_REQUIREMENTS_
Report how many lines hold the string "text". Give the number and nothing else.

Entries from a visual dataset
——

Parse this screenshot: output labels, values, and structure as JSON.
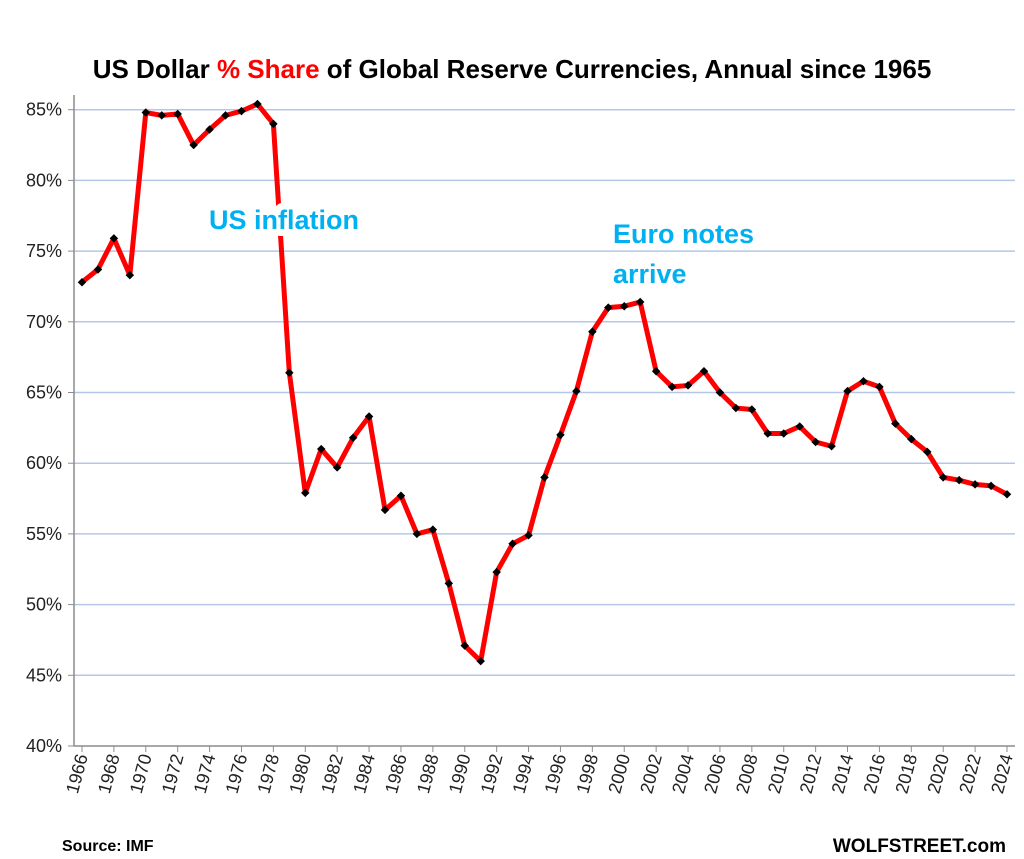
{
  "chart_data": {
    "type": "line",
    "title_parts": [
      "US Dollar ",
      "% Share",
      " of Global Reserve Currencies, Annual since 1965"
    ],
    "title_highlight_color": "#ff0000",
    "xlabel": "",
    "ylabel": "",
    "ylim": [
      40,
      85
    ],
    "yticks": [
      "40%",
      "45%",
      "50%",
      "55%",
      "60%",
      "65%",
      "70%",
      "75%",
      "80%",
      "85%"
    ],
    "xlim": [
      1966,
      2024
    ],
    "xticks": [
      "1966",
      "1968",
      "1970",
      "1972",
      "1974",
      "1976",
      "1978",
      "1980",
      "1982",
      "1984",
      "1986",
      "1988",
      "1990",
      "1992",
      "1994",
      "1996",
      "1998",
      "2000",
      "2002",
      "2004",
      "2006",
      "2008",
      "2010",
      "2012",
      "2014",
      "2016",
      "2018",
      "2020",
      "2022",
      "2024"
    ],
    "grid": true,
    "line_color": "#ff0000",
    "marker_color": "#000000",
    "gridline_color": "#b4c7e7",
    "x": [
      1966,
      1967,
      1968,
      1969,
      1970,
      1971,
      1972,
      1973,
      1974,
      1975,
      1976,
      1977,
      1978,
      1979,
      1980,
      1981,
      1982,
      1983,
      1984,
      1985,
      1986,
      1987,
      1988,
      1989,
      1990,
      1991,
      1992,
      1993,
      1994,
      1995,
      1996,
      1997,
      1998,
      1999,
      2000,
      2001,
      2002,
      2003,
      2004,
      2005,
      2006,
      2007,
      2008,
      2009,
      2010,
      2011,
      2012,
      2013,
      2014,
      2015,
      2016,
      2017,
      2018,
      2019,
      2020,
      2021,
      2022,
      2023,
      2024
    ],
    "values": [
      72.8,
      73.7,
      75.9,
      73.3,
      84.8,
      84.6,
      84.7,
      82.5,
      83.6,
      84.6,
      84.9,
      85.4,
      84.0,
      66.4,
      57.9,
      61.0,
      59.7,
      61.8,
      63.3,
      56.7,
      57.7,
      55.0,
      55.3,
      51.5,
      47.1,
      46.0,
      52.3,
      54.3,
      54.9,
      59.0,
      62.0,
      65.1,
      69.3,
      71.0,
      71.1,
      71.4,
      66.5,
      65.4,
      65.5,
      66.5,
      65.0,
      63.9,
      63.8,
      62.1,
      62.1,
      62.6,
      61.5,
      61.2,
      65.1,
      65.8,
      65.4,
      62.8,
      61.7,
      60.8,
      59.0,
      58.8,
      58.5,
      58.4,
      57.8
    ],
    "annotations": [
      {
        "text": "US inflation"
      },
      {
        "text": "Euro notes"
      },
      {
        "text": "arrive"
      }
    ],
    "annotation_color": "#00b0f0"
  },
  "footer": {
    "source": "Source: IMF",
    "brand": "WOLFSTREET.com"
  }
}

——

_CORRECT RESPONSE_
3